Produce an exact copy of all the data below, dropping every image.

-----

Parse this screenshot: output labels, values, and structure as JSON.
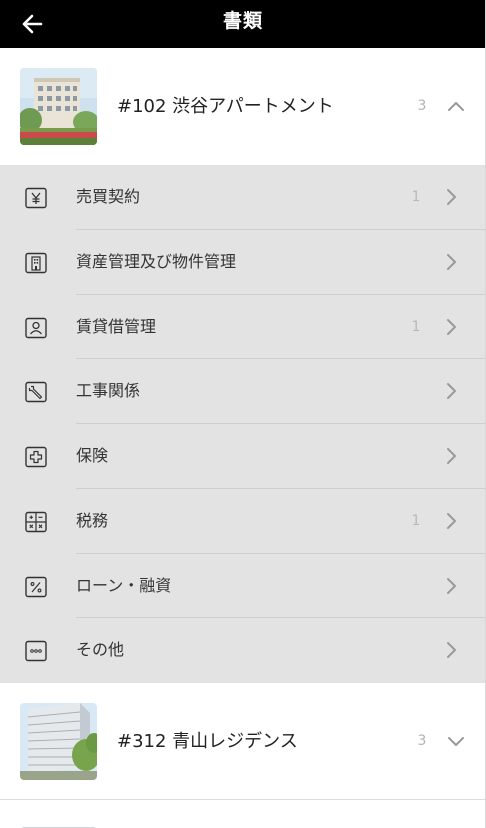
{
  "header": {
    "title": "書類",
    "back_icon": "arrow-left-icon"
  },
  "properties": [
    {
      "name": "#102 渋谷アパートメント",
      "count": "3",
      "expanded": true,
      "toggle_icon": "chevron-up-icon",
      "thumbnail": "building-photo"
    },
    {
      "name": "#312 青山レジデンス",
      "count": "3",
      "expanded": false,
      "toggle_icon": "chevron-down-icon",
      "thumbnail": "building-photo"
    }
  ],
  "categories": [
    {
      "label": "売買契約",
      "count": "1",
      "icon": "yen-icon"
    },
    {
      "label": "資産管理及び物件管理",
      "count": "",
      "icon": "building-icon"
    },
    {
      "label": "賃貸借管理",
      "count": "1",
      "icon": "person-icon"
    },
    {
      "label": "工事関係",
      "count": "",
      "icon": "wrench-icon"
    },
    {
      "label": "保険",
      "count": "",
      "icon": "medical-cross-icon"
    },
    {
      "label": "税務",
      "count": "1",
      "icon": "calculator-icon"
    },
    {
      "label": "ローン・融資",
      "count": "",
      "icon": "percent-icon"
    },
    {
      "label": "その他",
      "count": "",
      "icon": "more-icon"
    }
  ],
  "colors": {
    "header_bg": "#000000",
    "list_bg": "#e3e3e3",
    "count_text": "#b3b3b3"
  }
}
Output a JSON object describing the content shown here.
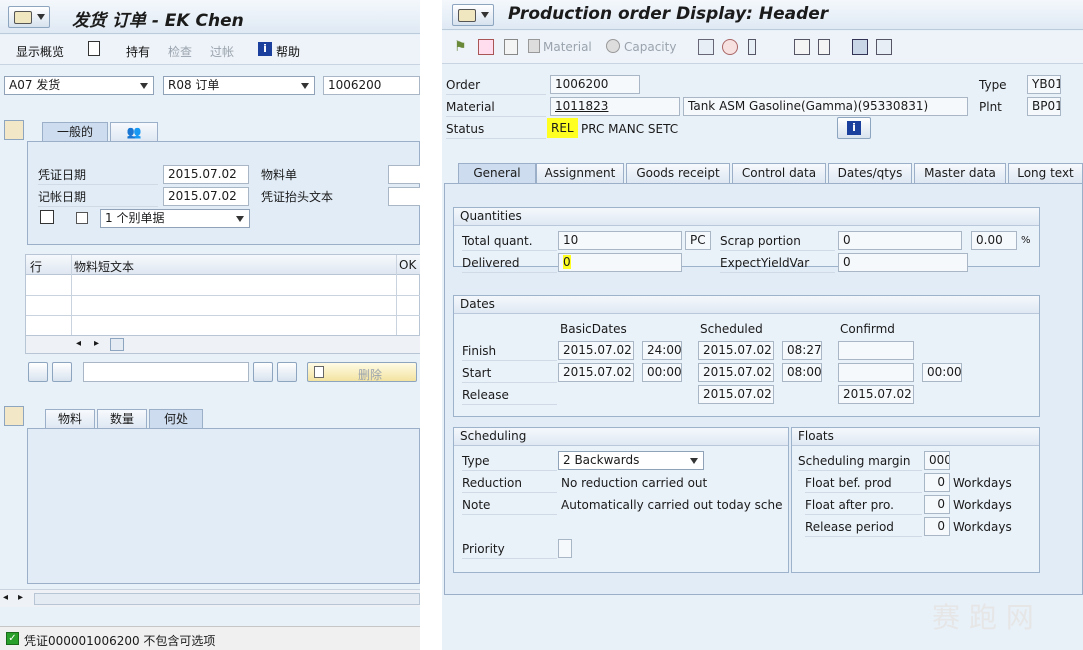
{
  "left": {
    "title": "发货 订单 - EK Chen",
    "toolbar": {
      "overview": "显示概览",
      "hold": "持有",
      "check": "检查",
      "post": "过帐",
      "help": "帮助"
    },
    "selectors": {
      "movement": "A07 发货",
      "reference": "R08 订单",
      "order": "1006200"
    },
    "tabs_top": [
      "一般的"
    ],
    "general": {
      "doc_date_label": "凭证日期",
      "doc_date": "2015.07.02",
      "post_date_label": "记帐日期",
      "post_date": "2015.07.02",
      "material_slip_label": "物料单",
      "header_text_label": "凭证抬头文本",
      "doc_combo": "1 个别单据"
    },
    "table": {
      "col_row": "行",
      "col_text": "物料短文本",
      "col_ok": "OK"
    },
    "delete_label": "删除",
    "tabs_bottom": [
      "物料",
      "数量",
      "何处"
    ],
    "status": "凭证000001006200   不包含可选项"
  },
  "right": {
    "title": "Production order Display: Header",
    "toolbar": {
      "material": "Material",
      "capacity": "Capacity"
    },
    "header": {
      "order_label": "Order",
      "order": "1006200",
      "material_label": "Material",
      "material": "1011823",
      "material_desc": "Tank ASM Gasoline(Gamma)(95330831)",
      "status_label": "Status",
      "status_rel": "REL",
      "status_rest": "PRC  MANC SETC",
      "type_label": "Type",
      "type": "YB01",
      "plnt_label": "Plnt",
      "plnt": "BP01"
    },
    "tabs": [
      "General",
      "Assignment",
      "Goods receipt",
      "Control data",
      "Dates/qtys",
      "Master data",
      "Long text"
    ],
    "quantities": {
      "title": "Quantities",
      "total_label": "Total quant.",
      "total": "10",
      "unit": "PC",
      "delivered_label": "Delivered",
      "delivered": "0",
      "scrap_label": "Scrap portion",
      "scrap": "0",
      "scrap_pct": "0.00",
      "pct_sign": "%",
      "yield_label": "ExpectYieldVar",
      "yield": "0"
    },
    "dates": {
      "title": "Dates",
      "col_basic": "BasicDates",
      "col_sched": "Scheduled",
      "col_conf": "Confirmd",
      "finish_label": "Finish",
      "start_label": "Start",
      "release_label": "Release",
      "finish_basic": "2015.07.02",
      "finish_basic_t": "24:00",
      "finish_sched": "2015.07.02",
      "finish_sched_t": "08:27",
      "start_basic": "2015.07.02",
      "start_basic_t": "00:00",
      "start_sched": "2015.07.02",
      "start_sched_t": "08:00",
      "start_conf_t": "00:00",
      "release_sched": "2015.07.02",
      "release_conf": "2015.07.02"
    },
    "scheduling": {
      "title": "Scheduling",
      "type_label": "Type",
      "type": "2 Backwards",
      "reduction_label": "Reduction",
      "reduction": "No reduction carried out",
      "note_label": "Note",
      "note": "Automatically carried out today sched…",
      "priority_label": "Priority"
    },
    "floats": {
      "title": "Floats",
      "margin_label": "Scheduling margin",
      "margin": "000",
      "bef_label": "Float bef. prod",
      "bef": "0",
      "after_label": "Float after pro.",
      "after": "0",
      "release_label": "Release period",
      "release": "0",
      "unit": "Workdays"
    }
  }
}
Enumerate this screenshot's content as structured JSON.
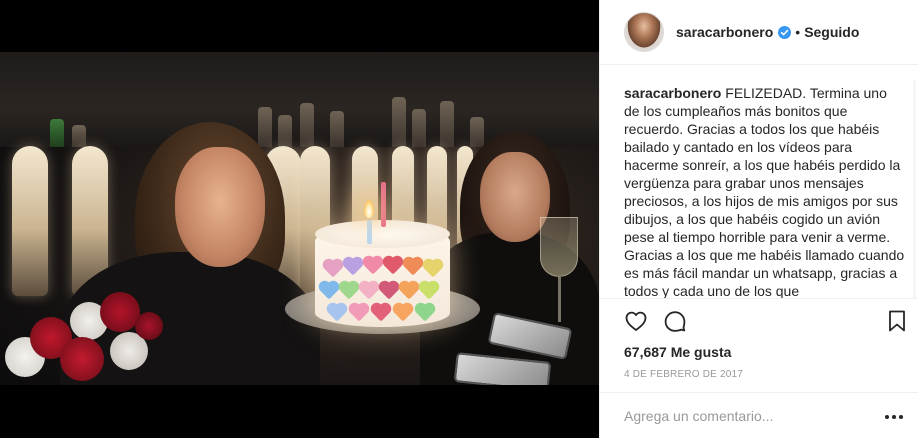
{
  "post": {
    "photo_alt": "",
    "username": "saracarbonero",
    "verified": true,
    "separator": "•",
    "follow_status": "Seguido",
    "caption_user": "saracarbonero",
    "caption_text": "FELIZEDAD. Termina uno de los cumpleaños más bonitos que recuerdo. Gracias a todos los que habéis bailado y cantado en los vídeos para hacerme sonreír, a los que habéis perdido la vergüenza para grabar unos mensajes preciosos, a los hijos de mis amigos por sus dibujos, a los que habéis cogido un avión pese al tiempo horrible para venir a verme. Gracias a los que me habéis llamado cuando es más fácil mandar un whatsapp, gracias a todos y cada uno de los que",
    "likes": "67,687 Me gusta",
    "date": "4 de febrero de 2017",
    "comment_placeholder": "Agrega un comentario...",
    "more_label": "•••"
  },
  "icons": {
    "verified": "verified-badge-icon",
    "like": "heart-icon",
    "comment": "comment-icon",
    "save": "bookmark-icon",
    "more": "more-dots-icon"
  },
  "colors": {
    "verified_blue": "#3897f0",
    "text": "#262626",
    "muted": "#999999",
    "border": "#efefef"
  }
}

-----

ANSWER FOR THIS EXERCISE:
Parse this screenshot: output labels, values, and structure as JSON.
{
  "header": {
    "title": "書類",
    "back_icon": "arrow-left-icon"
  },
  "properties": [
    {
      "name": "#102 渋谷アパートメント",
      "count": "3",
      "expanded": true,
      "toggle_icon": "chevron-up-icon",
      "thumbnail": "building-photo"
    },
    {
      "name": "#312 青山レジデンス",
      "count": "3",
      "expanded": false,
      "toggle_icon": "chevron-down-icon",
      "thumbnail": "building-photo"
    }
  ],
  "categories": [
    {
      "label": "売買契約",
      "count": "1",
      "icon": "yen-icon"
    },
    {
      "label": "資産管理及び物件管理",
      "count": "",
      "icon": "building-icon"
    },
    {
      "label": "賃貸借管理",
      "count": "1",
      "icon": "person-icon"
    },
    {
      "label": "工事関係",
      "count": "",
      "icon": "wrench-icon"
    },
    {
      "label": "保険",
      "count": "",
      "icon": "medical-cross-icon"
    },
    {
      "label": "税務",
      "count": "1",
      "icon": "calculator-icon"
    },
    {
      "label": "ローン・融資",
      "count": "",
      "icon": "percent-icon"
    },
    {
      "label": "その他",
      "count": "",
      "icon": "more-icon"
    }
  ],
  "colors": {
    "header_bg": "#000000",
    "list_bg": "#e3e3e3",
    "count_text": "#b3b3b3"
  }
}
Output a JSON object describing the content shown here.
{
  "left": {
    "title": "发货 订单 - EK Chen",
    "toolbar": {
      "overview": "显示概览",
      "hold": "持有",
      "check": "检查",
      "post": "过帐",
      "help": "帮助"
    },
    "selectors": {
      "movement": "A07 发货",
      "reference": "R08 订单",
      "order": "1006200"
    },
    "tabs_top": [
      "一般的"
    ],
    "general": {
      "doc_date_label": "凭证日期",
      "doc_date": "2015.07.02",
      "post_date_label": "记帐日期",
      "post_date": "2015.07.02",
      "material_slip_label": "物料单",
      "header_text_label": "凭证抬头文本",
      "doc_combo": "1 个别单据"
    },
    "table": {
      "col_row": "行",
      "col_text": "物料短文本",
      "col_ok": "OK"
    },
    "delete_label": "删除",
    "tabs_bottom": [
      "物料",
      "数量",
      "何处"
    ],
    "status": "凭证000001006200   不包含可选项"
  },
  "right": {
    "title": "Production order Display: Header",
    "toolbar": {
      "material": "Material",
      "capacity": "Capacity"
    },
    "header": {
      "order_label": "Order",
      "order": "1006200",
      "material_label": "Material",
      "material": "1011823",
      "material_desc": "Tank ASM Gasoline(Gamma)(95330831)",
      "status_label": "Status",
      "status_rel": "REL",
      "status_rest": "PRC  MANC SETC",
      "type_label": "Type",
      "type": "YB01",
      "plnt_label": "Plnt",
      "plnt": "BP01"
    },
    "tabs": [
      "General",
      "Assignment",
      "Goods receipt",
      "Control data",
      "Dates/qtys",
      "Master data",
      "Long text"
    ],
    "quantities": {
      "title": "Quantities",
      "total_label": "Total quant.",
      "total": "10",
      "unit": "PC",
      "delivered_label": "Delivered",
      "delivered": "0",
      "scrap_label": "Scrap portion",
      "scrap": "0",
      "scrap_pct": "0.00",
      "pct_sign": "%",
      "yield_label": "ExpectYieldVar",
      "yield": "0"
    },
    "dates": {
      "title": "Dates",
      "col_basic": "BasicDates",
      "col_sched": "Scheduled",
      "col_conf": "Confirmd",
      "finish_label": "Finish",
      "start_label": "Start",
      "release_label": "Release",
      "finish_basic": "2015.07.02",
      "finish_basic_t": "24:00",
      "finish_sched": "2015.07.02",
      "finish_sched_t": "08:27",
      "start_basic": "2015.07.02",
      "start_basic_t": "00:00",
      "start_sched": "2015.07.02",
      "start_sched_t": "08:00",
      "start_conf_t": "00:00",
      "release_sched": "2015.07.02",
      "release_conf": "2015.07.02"
    },
    "scheduling": {
      "title": "Scheduling",
      "type_label": "Type",
      "type": "2 Backwards",
      "reduction_label": "Reduction",
      "reduction": "No reduction carried out",
      "note_label": "Note",
      "note": "Automatically carried out today sched…",
      "priority_label": "Priority"
    },
    "floats": {
      "title": "Floats",
      "margin_label": "Scheduling margin",
      "margin": "000",
      "bef_label": "Float bef. prod",
      "bef": "0",
      "after_label": "Float after pro.",
      "after": "0",
      "release_label": "Release period",
      "release": "0",
      "unit": "Workdays"
    }
  }
}
Enumerate this screenshot's content as structured JSON.
{
  "post": {
    "photo_alt": "",
    "username": "saracarbonero",
    "verified": true,
    "separator": "•",
    "follow_status": "Seguido",
    "caption_user": "saracarbonero",
    "caption_text": "FELIZEDAD. Termina uno de los cumpleaños más bonitos que recuerdo. Gracias a todos los que habéis bailado y cantado en los vídeos para hacerme sonreír, a los que habéis perdido la vergüenza para grabar unos mensajes preciosos, a los hijos de mis amigos por sus dibujos, a los que habéis cogido un avión pese al tiempo horrible para venir a verme. Gracias a los que me habéis llamado cuando es más fácil mandar un whatsapp, gracias a todos y cada uno de los que",
    "likes": "67,687 Me gusta",
    "date": "4 de febrero de 2017",
    "comment_placeholder": "Agrega un comentario...",
    "more_label": "•••"
  },
  "icons": {
    "verified": "verified-badge-icon",
    "like": "heart-icon",
    "comment": "comment-icon",
    "save": "bookmark-icon",
    "more": "more-dots-icon"
  },
  "colors": {
    "verified_blue": "#3897f0",
    "text": "#262626",
    "muted": "#999999",
    "border": "#efefef"
  }
}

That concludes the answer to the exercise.